■ PROVIDED TEXT ■
In case it is helpful for you or others with similar questions, I'll try to illustrate why it's concerning to have $q<1$. The purpose of these spend models is to understand observed spend per transaction with the goal of predicting future spend per transaction at the individual level. The use of a gamma distribution was first proposed by Colombo and Jiang (1999) and was motivated by the observation that if transactions are distributed normal, then 1) it is not bounded below by $0$ for any choice of mean and variance parameters, and 2) you get symmetric spend distributions, when the observed data consistently appears to be right skewed.

Following the paper you refer to, a customer with $x$ transactions values $z_1,\dots,z_x$ is modeled such that $z_i \sim \text{Gamma}(p,\nu),$ and we allow for heterogeneity across customers by also having that $\nu \sim \text{Gamma}(q,\gamma)$. A key observation is that conditional on $p$ and $\nu$, a customer's mean transaction value $\delta$ is $\delta = p/\nu$. Now $\nu$ varies across customers, so you may want to know what the mean transaction value $\delta$ is across all individuals. Denote this random variable $D$. It can be shown that $$E[D|p,q,\gamma] = \frac{p\gamma}{q-1}$$

which says that the mean transaction value for customers is $\frac{p\gamma}{q-1}$ (showing this is a bit involved, but the way to do it is to derive the distribution and show it is an inverse-gamma distribution with specific parameters and find the expected value given that). In any gamma distribution, the parameters are strictly positive, so $p>0,\gamma >0$, so if you have $q<1$, then it must be that the expected transaction value across individuals is negative.

■ PROBLEM TO WORK ON ■
Reproduce, word for word, everything in the spend-model explanation from "In case it is" down to "be right skewed.".

■ DATA RECORDS ■
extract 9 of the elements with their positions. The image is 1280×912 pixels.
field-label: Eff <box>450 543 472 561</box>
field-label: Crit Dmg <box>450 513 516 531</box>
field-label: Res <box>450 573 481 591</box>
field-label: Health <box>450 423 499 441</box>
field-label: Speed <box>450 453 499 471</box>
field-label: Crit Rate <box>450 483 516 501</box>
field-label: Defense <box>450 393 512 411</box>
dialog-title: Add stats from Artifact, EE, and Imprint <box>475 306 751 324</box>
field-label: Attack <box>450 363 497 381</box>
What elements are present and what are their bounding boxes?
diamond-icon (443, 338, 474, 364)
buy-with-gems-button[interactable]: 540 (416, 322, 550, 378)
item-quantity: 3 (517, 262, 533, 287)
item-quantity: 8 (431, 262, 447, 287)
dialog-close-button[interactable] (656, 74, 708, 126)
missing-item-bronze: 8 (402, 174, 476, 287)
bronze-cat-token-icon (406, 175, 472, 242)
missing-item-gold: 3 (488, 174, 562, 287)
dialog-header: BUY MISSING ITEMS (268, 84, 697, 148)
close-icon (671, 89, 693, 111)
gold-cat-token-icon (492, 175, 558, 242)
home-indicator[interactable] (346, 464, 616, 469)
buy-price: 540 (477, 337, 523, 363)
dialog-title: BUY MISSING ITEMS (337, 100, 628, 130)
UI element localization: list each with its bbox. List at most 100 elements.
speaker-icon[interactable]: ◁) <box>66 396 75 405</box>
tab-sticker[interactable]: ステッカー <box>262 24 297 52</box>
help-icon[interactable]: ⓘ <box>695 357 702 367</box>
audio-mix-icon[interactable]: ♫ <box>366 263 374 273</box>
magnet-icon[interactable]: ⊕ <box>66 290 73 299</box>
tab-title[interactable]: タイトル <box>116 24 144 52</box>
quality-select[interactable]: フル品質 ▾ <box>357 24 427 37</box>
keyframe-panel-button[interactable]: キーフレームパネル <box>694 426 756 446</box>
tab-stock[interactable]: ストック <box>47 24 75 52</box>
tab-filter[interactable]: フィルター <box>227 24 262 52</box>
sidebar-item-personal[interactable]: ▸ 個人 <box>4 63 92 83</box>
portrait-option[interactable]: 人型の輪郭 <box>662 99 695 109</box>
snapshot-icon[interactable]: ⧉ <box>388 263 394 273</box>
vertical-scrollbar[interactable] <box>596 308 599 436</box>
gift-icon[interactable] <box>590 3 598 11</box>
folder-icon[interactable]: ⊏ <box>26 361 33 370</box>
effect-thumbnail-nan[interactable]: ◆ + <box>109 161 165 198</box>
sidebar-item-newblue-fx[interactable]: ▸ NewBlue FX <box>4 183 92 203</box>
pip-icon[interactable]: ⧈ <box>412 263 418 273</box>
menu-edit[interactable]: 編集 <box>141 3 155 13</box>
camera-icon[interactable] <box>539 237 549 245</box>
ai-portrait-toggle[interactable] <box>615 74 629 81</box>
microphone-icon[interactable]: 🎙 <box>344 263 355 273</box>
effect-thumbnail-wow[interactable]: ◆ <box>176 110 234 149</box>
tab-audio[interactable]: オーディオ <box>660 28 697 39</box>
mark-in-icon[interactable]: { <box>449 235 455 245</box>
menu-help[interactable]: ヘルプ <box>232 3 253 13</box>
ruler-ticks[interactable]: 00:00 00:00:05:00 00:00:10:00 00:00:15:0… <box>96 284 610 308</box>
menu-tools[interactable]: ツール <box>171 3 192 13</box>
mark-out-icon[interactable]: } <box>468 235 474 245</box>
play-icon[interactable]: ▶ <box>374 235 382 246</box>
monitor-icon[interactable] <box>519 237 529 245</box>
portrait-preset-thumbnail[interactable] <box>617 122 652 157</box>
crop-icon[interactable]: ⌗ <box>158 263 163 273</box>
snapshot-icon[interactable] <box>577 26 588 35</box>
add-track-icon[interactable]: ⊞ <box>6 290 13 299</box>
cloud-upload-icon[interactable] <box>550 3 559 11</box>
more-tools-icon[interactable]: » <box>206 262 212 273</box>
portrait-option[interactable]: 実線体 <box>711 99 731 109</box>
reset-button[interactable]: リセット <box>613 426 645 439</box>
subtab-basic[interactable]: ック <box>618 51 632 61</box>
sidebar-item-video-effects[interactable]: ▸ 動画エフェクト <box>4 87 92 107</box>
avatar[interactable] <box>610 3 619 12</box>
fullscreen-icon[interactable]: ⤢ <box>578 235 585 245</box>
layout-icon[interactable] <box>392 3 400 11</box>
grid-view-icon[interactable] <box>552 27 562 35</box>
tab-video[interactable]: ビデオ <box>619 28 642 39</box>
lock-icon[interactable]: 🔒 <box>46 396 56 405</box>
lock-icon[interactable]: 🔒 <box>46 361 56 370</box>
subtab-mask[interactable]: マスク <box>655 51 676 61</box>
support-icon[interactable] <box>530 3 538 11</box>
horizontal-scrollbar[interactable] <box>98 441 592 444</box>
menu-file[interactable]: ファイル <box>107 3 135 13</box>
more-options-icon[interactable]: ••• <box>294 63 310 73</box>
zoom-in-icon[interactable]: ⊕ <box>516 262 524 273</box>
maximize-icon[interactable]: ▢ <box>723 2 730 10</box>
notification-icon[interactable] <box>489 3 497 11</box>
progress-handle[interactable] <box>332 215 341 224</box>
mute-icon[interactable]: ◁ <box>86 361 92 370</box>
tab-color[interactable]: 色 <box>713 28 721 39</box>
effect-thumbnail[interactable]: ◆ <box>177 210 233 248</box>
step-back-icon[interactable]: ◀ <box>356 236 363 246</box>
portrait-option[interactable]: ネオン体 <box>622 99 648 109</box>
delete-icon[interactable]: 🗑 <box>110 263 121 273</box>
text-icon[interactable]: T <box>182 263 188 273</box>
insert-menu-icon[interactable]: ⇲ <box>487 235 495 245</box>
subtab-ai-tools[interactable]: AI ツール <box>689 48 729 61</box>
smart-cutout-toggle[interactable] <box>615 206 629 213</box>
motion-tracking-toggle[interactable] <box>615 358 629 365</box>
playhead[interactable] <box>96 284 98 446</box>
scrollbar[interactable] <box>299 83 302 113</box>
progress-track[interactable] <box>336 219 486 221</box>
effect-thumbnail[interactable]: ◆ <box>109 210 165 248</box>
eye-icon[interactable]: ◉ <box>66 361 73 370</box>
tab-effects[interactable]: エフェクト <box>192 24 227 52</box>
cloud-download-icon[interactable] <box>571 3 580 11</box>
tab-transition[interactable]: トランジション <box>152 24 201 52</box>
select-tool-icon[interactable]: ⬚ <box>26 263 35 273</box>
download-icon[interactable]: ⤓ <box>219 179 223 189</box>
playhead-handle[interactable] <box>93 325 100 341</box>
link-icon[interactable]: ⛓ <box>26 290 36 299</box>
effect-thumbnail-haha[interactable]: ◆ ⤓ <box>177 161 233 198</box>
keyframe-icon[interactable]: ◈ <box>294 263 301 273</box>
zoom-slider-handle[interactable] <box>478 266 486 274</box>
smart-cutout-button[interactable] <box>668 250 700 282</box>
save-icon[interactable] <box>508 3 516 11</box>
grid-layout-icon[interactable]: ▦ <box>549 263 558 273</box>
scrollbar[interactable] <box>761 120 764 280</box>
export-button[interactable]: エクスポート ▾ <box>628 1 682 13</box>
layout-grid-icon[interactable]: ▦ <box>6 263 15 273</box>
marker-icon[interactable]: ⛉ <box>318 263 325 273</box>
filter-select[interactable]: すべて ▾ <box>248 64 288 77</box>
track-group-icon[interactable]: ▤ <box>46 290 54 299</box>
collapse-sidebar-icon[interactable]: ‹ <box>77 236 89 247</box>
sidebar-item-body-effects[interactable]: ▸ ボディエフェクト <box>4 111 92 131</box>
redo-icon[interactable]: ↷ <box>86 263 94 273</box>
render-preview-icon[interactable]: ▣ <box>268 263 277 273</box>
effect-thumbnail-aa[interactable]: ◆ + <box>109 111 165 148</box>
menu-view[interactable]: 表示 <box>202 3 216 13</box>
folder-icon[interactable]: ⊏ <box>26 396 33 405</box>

■ ANSWER TO THIS TASK ■
In case it is helpful for you or others with similar questions, I'll try to illustrate why it's concerning to have $q<1$. The purpose of these spend models is to understand observed spend per transaction with the goal of predicting future spend per transaction at the individual level. The use of a gamma distribution was first proposed by Colombo and Jiang (1999) and was motivated by the observation that if transactions are distributed normal, then 1) it is not bounded below by $0$ for any choice of mean and variance parameters, and 2) you get symmetric spend distributions, when the observed data consistently appears to be right skewed.